(Dataset listings of figures)
------------------------------------------------------------

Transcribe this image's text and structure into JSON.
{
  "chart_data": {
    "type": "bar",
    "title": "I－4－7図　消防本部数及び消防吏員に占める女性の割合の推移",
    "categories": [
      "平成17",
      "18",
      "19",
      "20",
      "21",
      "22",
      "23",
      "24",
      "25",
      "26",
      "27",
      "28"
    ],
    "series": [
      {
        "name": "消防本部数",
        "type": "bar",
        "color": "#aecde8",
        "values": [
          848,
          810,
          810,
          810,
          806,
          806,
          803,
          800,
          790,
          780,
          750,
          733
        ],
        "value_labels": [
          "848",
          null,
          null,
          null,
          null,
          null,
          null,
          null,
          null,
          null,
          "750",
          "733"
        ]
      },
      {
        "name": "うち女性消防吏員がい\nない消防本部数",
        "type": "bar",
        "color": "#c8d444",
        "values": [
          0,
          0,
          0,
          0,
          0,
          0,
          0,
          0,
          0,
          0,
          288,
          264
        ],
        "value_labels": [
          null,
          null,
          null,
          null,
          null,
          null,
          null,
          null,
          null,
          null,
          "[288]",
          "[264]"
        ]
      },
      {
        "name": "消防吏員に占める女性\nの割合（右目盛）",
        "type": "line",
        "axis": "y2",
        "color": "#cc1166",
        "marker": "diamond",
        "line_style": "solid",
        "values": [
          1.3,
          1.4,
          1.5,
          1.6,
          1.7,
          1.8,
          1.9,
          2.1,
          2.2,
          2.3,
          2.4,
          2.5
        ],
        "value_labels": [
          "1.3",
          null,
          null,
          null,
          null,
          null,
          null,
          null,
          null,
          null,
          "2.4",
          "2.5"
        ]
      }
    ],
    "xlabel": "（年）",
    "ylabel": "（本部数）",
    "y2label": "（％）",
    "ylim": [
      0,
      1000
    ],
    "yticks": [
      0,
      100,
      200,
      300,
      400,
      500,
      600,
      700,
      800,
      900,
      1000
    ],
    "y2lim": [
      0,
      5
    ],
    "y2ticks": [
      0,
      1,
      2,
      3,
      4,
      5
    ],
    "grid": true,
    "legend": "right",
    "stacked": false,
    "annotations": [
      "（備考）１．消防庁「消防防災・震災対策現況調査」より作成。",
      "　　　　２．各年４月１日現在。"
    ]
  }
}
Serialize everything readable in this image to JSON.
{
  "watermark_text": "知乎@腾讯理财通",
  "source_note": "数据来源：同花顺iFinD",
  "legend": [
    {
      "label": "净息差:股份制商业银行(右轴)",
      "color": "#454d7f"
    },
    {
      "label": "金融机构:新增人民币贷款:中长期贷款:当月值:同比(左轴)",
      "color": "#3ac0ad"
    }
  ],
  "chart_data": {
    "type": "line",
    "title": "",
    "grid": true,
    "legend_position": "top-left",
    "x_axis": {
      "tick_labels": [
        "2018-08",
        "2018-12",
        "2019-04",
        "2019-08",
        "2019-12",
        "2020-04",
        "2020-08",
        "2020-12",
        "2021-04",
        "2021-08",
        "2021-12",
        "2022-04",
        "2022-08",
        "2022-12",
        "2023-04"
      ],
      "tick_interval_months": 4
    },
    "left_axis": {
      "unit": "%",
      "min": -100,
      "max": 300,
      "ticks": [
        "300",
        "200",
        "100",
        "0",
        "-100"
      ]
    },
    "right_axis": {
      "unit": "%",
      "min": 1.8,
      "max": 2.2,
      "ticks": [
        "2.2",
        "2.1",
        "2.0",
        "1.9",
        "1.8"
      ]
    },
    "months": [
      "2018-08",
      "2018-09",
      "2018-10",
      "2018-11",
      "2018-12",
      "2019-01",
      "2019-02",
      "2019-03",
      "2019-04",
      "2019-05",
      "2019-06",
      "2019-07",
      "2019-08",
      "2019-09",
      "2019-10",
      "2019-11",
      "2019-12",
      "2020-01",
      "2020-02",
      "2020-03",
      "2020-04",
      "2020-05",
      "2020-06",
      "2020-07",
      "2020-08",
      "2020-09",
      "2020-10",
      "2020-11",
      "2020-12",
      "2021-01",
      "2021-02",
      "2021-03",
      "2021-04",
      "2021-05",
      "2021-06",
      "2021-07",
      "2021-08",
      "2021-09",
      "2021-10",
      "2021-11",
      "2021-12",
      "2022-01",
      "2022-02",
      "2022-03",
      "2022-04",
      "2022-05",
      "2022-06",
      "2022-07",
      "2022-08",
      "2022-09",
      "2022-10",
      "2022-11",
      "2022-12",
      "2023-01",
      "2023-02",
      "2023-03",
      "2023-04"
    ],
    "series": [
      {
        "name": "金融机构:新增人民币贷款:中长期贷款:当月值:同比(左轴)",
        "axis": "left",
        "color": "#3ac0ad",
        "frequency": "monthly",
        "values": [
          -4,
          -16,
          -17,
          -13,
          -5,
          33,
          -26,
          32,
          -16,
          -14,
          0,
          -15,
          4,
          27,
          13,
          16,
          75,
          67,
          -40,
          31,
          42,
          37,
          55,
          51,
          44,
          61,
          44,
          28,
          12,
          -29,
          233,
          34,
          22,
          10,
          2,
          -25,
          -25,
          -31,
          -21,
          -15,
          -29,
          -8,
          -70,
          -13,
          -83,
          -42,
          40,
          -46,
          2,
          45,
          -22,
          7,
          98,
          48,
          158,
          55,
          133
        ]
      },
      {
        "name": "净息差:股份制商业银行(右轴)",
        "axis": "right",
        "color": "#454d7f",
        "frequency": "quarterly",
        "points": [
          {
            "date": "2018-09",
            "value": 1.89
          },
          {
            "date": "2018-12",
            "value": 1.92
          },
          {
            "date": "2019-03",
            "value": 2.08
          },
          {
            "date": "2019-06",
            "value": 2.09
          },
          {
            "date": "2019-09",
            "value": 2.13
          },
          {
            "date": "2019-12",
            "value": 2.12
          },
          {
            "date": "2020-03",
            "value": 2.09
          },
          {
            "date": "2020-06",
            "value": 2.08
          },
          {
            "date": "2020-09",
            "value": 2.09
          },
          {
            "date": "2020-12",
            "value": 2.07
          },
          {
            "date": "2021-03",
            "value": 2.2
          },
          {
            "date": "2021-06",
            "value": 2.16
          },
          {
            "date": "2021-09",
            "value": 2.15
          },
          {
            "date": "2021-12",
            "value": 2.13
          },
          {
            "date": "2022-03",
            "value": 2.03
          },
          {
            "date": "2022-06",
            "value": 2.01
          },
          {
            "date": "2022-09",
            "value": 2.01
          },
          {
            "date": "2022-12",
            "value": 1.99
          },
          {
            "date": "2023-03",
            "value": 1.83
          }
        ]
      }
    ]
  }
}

------------------------------------------------------------

Scan the data above; copy every line where "this" appears.

_Written solution_
Transcribe this image's text and structure into JSON.
Serialize everything readable in this image to JSON.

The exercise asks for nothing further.